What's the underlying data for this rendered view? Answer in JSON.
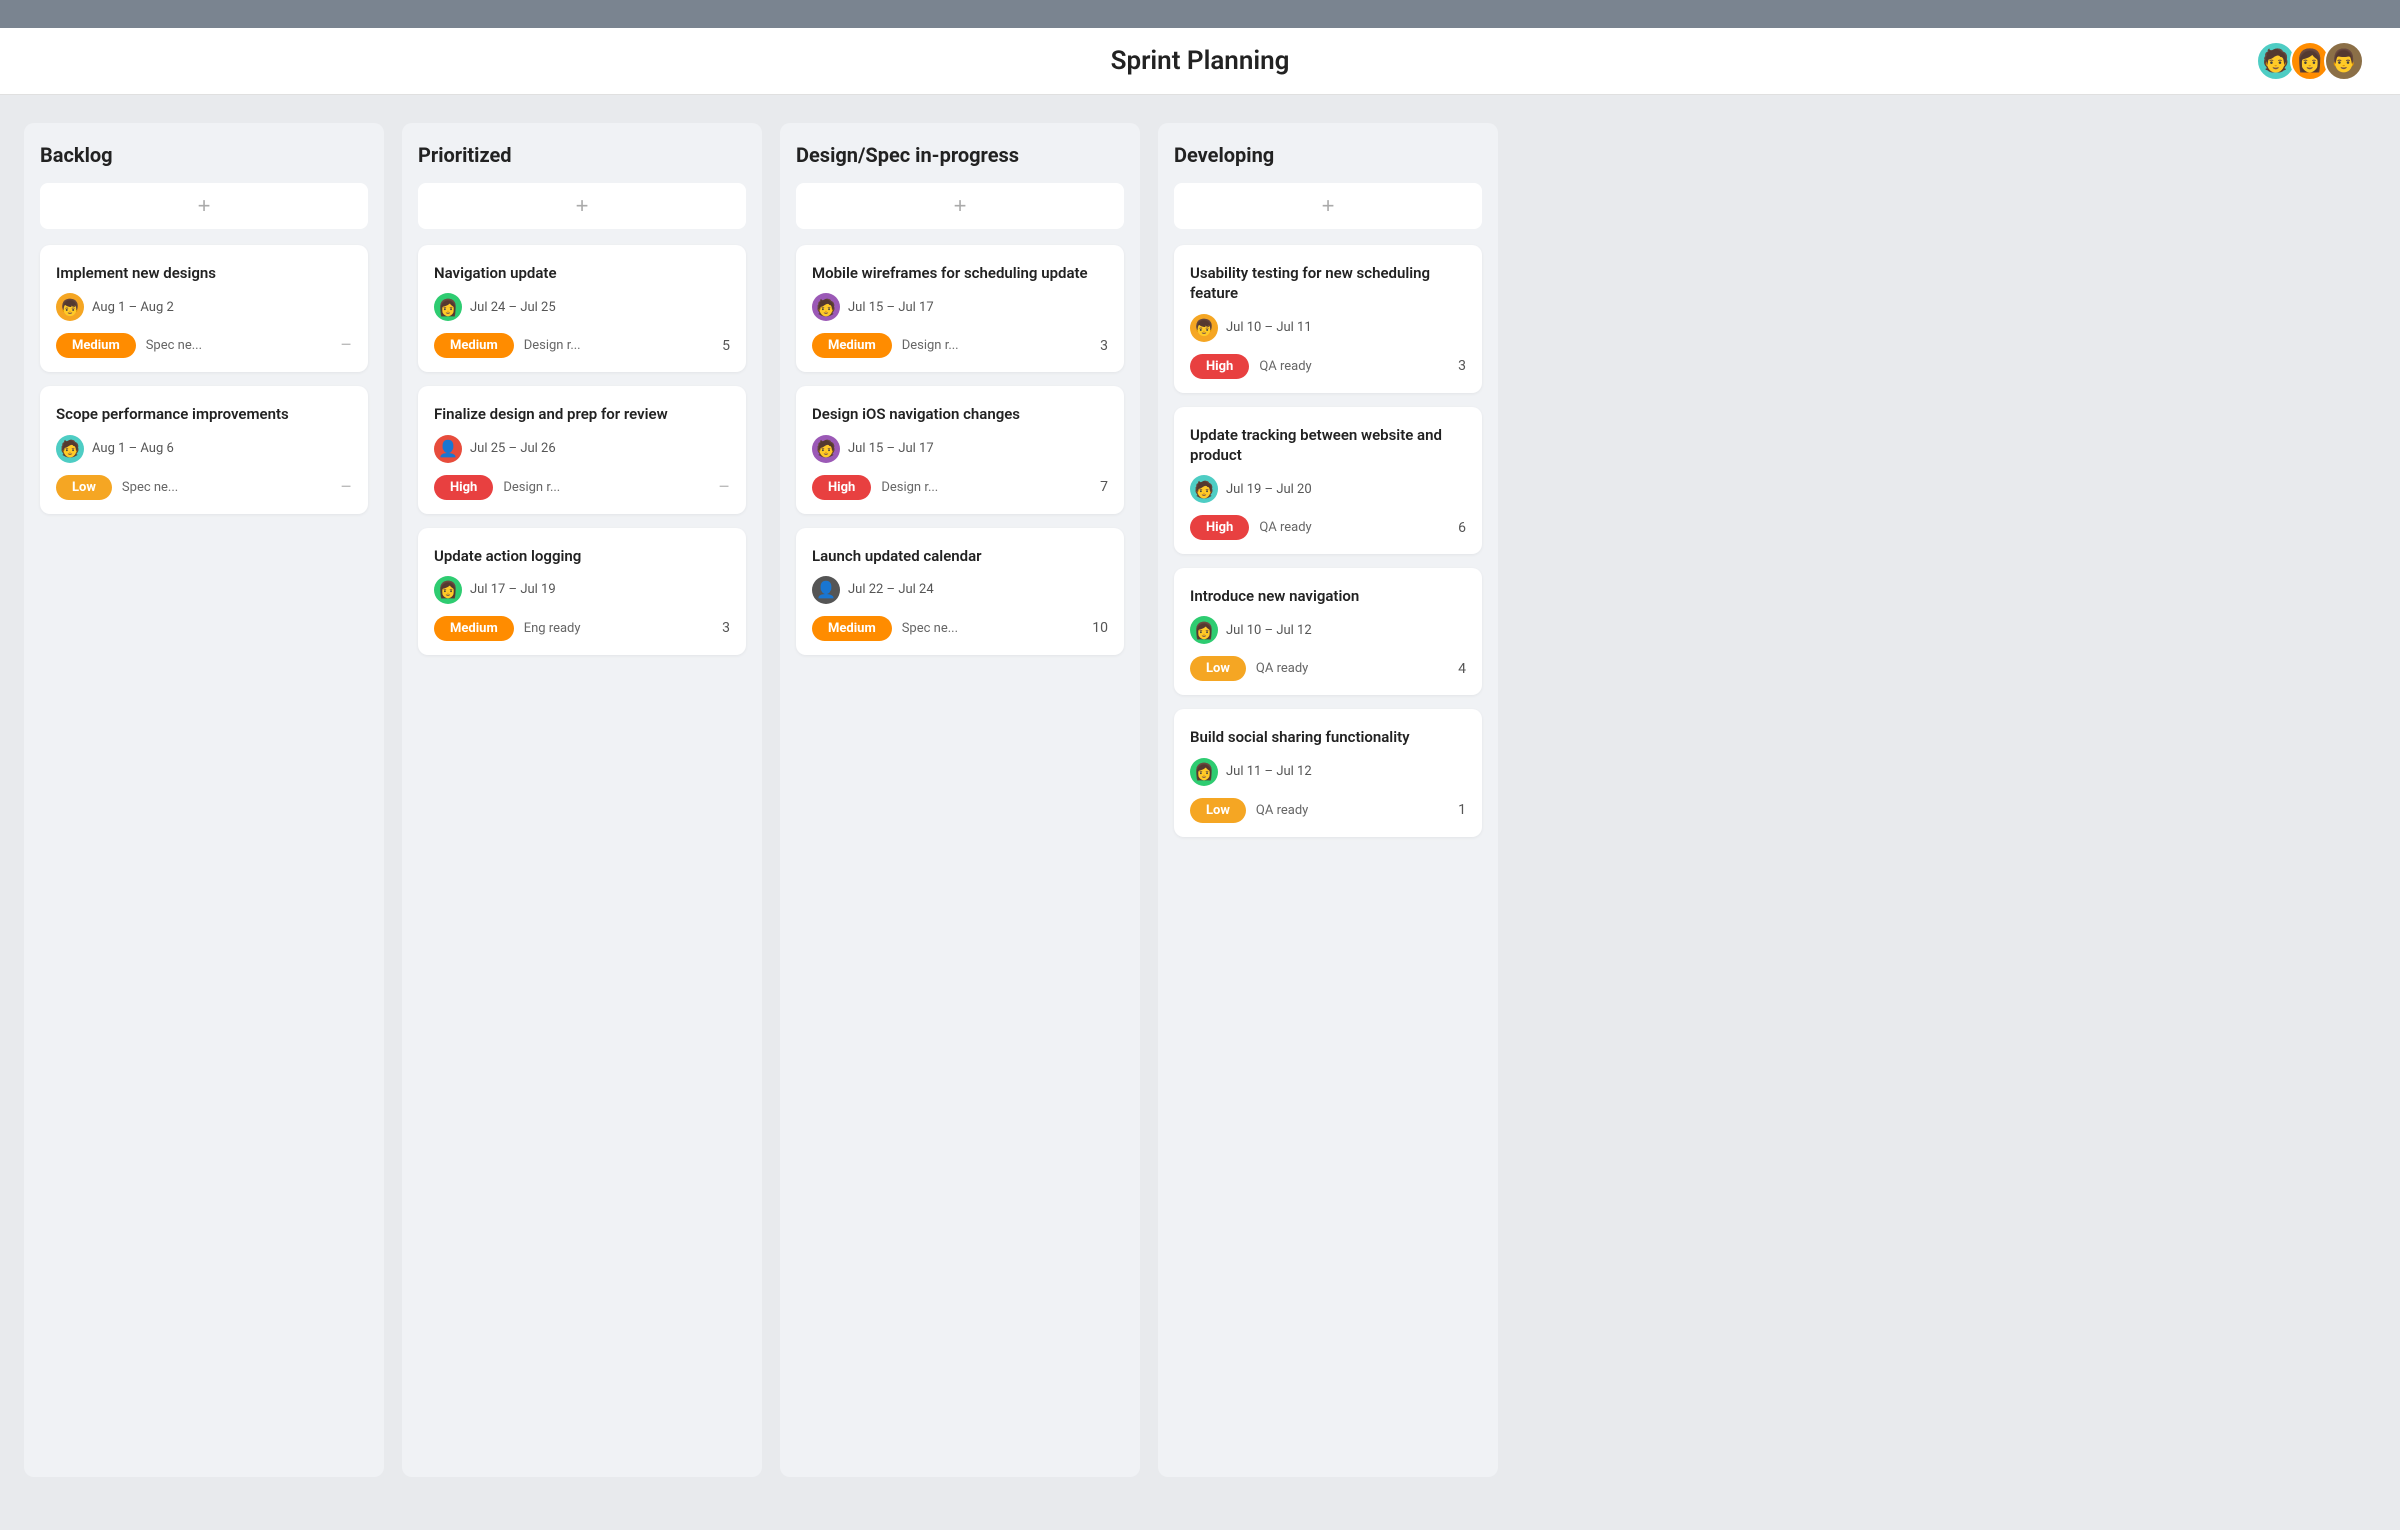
{
  "header": {
    "title": "Sprint Planning",
    "avatars": [
      {
        "id": "av1",
        "emoji": "🧑",
        "color": "#4ecdc4"
      },
      {
        "id": "av2",
        "emoji": "👩",
        "color": "#ff8c00"
      },
      {
        "id": "av3",
        "emoji": "👨",
        "color": "#8b6f47"
      }
    ]
  },
  "columns": [
    {
      "id": "backlog",
      "title": "Backlog",
      "cards": [
        {
          "id": "c1",
          "title": "Implement new designs",
          "date": "Aug 1 – Aug 2",
          "avatar_emoji": "👦",
          "avatar_color": "#f5a623",
          "badge": "Medium",
          "badge_class": "badge-medium",
          "status": "Spec ne...",
          "count": null,
          "show_minus": true
        },
        {
          "id": "c2",
          "title": "Scope performance improvements",
          "date": "Aug 1 – Aug 6",
          "avatar_emoji": "🧑",
          "avatar_color": "#4ecdc4",
          "badge": "Low",
          "badge_class": "badge-low",
          "status": "Spec ne...",
          "count": null,
          "show_minus": true
        }
      ]
    },
    {
      "id": "prioritized",
      "title": "Prioritized",
      "cards": [
        {
          "id": "c3",
          "title": "Navigation update",
          "date": "Jul 24 – Jul 25",
          "avatar_emoji": "👩",
          "avatar_color": "#2ecc71",
          "badge": "Medium",
          "badge_class": "badge-medium",
          "status": "Design r...",
          "count": "5",
          "show_minus": false
        },
        {
          "id": "c4",
          "title": "Finalize design and prep for review",
          "date": "Jul 25 – Jul 26",
          "avatar_emoji": "👤",
          "avatar_color": "#e74c3c",
          "badge": "High",
          "badge_class": "badge-high",
          "status": "Design r...",
          "count": null,
          "show_minus": true
        },
        {
          "id": "c5",
          "title": "Update action logging",
          "date": "Jul 17 – Jul 19",
          "avatar_emoji": "👩",
          "avatar_color": "#2ecc71",
          "badge": "Medium",
          "badge_class": "badge-medium",
          "status": "Eng ready",
          "count": "3",
          "show_minus": false
        }
      ]
    },
    {
      "id": "design-spec",
      "title": "Design/Spec in-progress",
      "cards": [
        {
          "id": "c6",
          "title": "Mobile wireframes for scheduling update",
          "date": "Jul 15 – Jul 17",
          "avatar_emoji": "🧑",
          "avatar_color": "#9b59b6",
          "badge": "Medium",
          "badge_class": "badge-medium",
          "status": "Design r...",
          "count": "3",
          "show_minus": false
        },
        {
          "id": "c7",
          "title": "Design iOS navigation changes",
          "date": "Jul 15 – Jul 17",
          "avatar_emoji": "🧑",
          "avatar_color": "#9b59b6",
          "badge": "High",
          "badge_class": "badge-high",
          "status": "Design r...",
          "count": "7",
          "show_minus": false
        },
        {
          "id": "c8",
          "title": "Launch updated calendar",
          "date": "Jul 22 – Jul 24",
          "avatar_emoji": "👤",
          "avatar_color": "#555",
          "badge": "Medium",
          "badge_class": "badge-medium",
          "status": "Spec ne...",
          "count": "10",
          "show_minus": false
        }
      ]
    },
    {
      "id": "developing",
      "title": "Developing",
      "cards": [
        {
          "id": "c9",
          "title": "Usability testing for new scheduling feature",
          "date": "Jul 10 – Jul 11",
          "avatar_emoji": "👦",
          "avatar_color": "#f5a623",
          "badge": "High",
          "badge_class": "badge-high",
          "status": "QA ready",
          "count": "3",
          "show_minus": false
        },
        {
          "id": "c10",
          "title": "Update tracking between website and product",
          "date": "Jul 19 – Jul 20",
          "avatar_emoji": "🧑",
          "avatar_color": "#4ecdc4",
          "badge": "High",
          "badge_class": "badge-high",
          "status": "QA ready",
          "count": "6",
          "show_minus": false
        },
        {
          "id": "c11",
          "title": "Introduce new navigation",
          "date": "Jul 10 – Jul 12",
          "avatar_emoji": "👩",
          "avatar_color": "#2ecc71",
          "badge": "Low",
          "badge_class": "badge-low",
          "status": "QA ready",
          "count": "4",
          "show_minus": false
        },
        {
          "id": "c12",
          "title": "Build social sharing functionality",
          "date": "Jul 11 – Jul 12",
          "avatar_emoji": "👩",
          "avatar_color": "#2ecc71",
          "badge": "Low",
          "badge_class": "badge-low",
          "status": "QA ready",
          "count": "1",
          "show_minus": false
        }
      ]
    }
  ],
  "add_button_label": "+",
  "avatar_colors": {
    "av1": "#4ecdc4",
    "av2": "#ff8c00",
    "av3": "#8b6f47"
  }
}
# # # #
Do this: Return the listing above word for word, with the pictures removed.

Completed task:
What's the underlying data for this rendered view? Answer in JSON.
{
  "header": {
    "title": "Sprint Planning",
    "avatars": [
      {
        "id": "av1",
        "emoji": "🧑",
        "color": "#4ecdc4"
      },
      {
        "id": "av2",
        "emoji": "👩",
        "color": "#ff8c00"
      },
      {
        "id": "av3",
        "emoji": "👨",
        "color": "#8b6f47"
      }
    ]
  },
  "columns": [
    {
      "id": "backlog",
      "title": "Backlog",
      "cards": [
        {
          "id": "c1",
          "title": "Implement new designs",
          "date": "Aug 1 – Aug 2",
          "avatar_emoji": "👦",
          "avatar_color": "#f5a623",
          "badge": "Medium",
          "badge_class": "badge-medium",
          "status": "Spec ne...",
          "count": null,
          "show_minus": true
        },
        {
          "id": "c2",
          "title": "Scope performance improvements",
          "date": "Aug 1 – Aug 6",
          "avatar_emoji": "🧑",
          "avatar_color": "#4ecdc4",
          "badge": "Low",
          "badge_class": "badge-low",
          "status": "Spec ne...",
          "count": null,
          "show_minus": true
        }
      ]
    },
    {
      "id": "prioritized",
      "title": "Prioritized",
      "cards": [
        {
          "id": "c3",
          "title": "Navigation update",
          "date": "Jul 24 – Jul 25",
          "avatar_emoji": "👩",
          "avatar_color": "#2ecc71",
          "badge": "Medium",
          "badge_class": "badge-medium",
          "status": "Design r...",
          "count": "5",
          "show_minus": false
        },
        {
          "id": "c4",
          "title": "Finalize design and prep for review",
          "date": "Jul 25 – Jul 26",
          "avatar_emoji": "👤",
          "avatar_color": "#e74c3c",
          "badge": "High",
          "badge_class": "badge-high",
          "status": "Design r...",
          "count": null,
          "show_minus": true
        },
        {
          "id": "c5",
          "title": "Update action logging",
          "date": "Jul 17 – Jul 19",
          "avatar_emoji": "👩",
          "avatar_color": "#2ecc71",
          "badge": "Medium",
          "badge_class": "badge-medium",
          "status": "Eng ready",
          "count": "3",
          "show_minus": false
        }
      ]
    },
    {
      "id": "design-spec",
      "title": "Design/Spec in-progress",
      "cards": [
        {
          "id": "c6",
          "title": "Mobile wireframes for scheduling update",
          "date": "Jul 15 – Jul 17",
          "avatar_emoji": "🧑",
          "avatar_color": "#9b59b6",
          "badge": "Medium",
          "badge_class": "badge-medium",
          "status": "Design r...",
          "count": "3",
          "show_minus": false
        },
        {
          "id": "c7",
          "title": "Design iOS navigation changes",
          "date": "Jul 15 – Jul 17",
          "avatar_emoji": "🧑",
          "avatar_color": "#9b59b6",
          "badge": "High",
          "badge_class": "badge-high",
          "status": "Design r...",
          "count": "7",
          "show_minus": false
        },
        {
          "id": "c8",
          "title": "Launch updated calendar",
          "date": "Jul 22 – Jul 24",
          "avatar_emoji": "👤",
          "avatar_color": "#555",
          "badge": "Medium",
          "badge_class": "badge-medium",
          "status": "Spec ne...",
          "count": "10",
          "show_minus": false
        }
      ]
    },
    {
      "id": "developing",
      "title": "Developing",
      "cards": [
        {
          "id": "c9",
          "title": "Usability testing for new scheduling feature",
          "date": "Jul 10 – Jul 11",
          "avatar_emoji": "👦",
          "avatar_color": "#f5a623",
          "badge": "High",
          "badge_class": "badge-high",
          "status": "QA ready",
          "count": "3",
          "show_minus": false
        },
        {
          "id": "c10",
          "title": "Update tracking between website and product",
          "date": "Jul 19 – Jul 20",
          "avatar_emoji": "🧑",
          "avatar_color": "#4ecdc4",
          "badge": "High",
          "badge_class": "badge-high",
          "status": "QA ready",
          "count": "6",
          "show_minus": false
        },
        {
          "id": "c11",
          "title": "Introduce new navigation",
          "date": "Jul 10 – Jul 12",
          "avatar_emoji": "👩",
          "avatar_color": "#2ecc71",
          "badge": "Low",
          "badge_class": "badge-low",
          "status": "QA ready",
          "count": "4",
          "show_minus": false
        },
        {
          "id": "c12",
          "title": "Build social sharing functionality",
          "date": "Jul 11 – Jul 12",
          "avatar_emoji": "👩",
          "avatar_color": "#2ecc71",
          "badge": "Low",
          "badge_class": "badge-low",
          "status": "QA ready",
          "count": "1",
          "show_minus": false
        }
      ]
    }
  ],
  "add_button_label": "+",
  "avatar_colors": {
    "av1": "#4ecdc4",
    "av2": "#ff8c00",
    "av3": "#8b6f47"
  }
}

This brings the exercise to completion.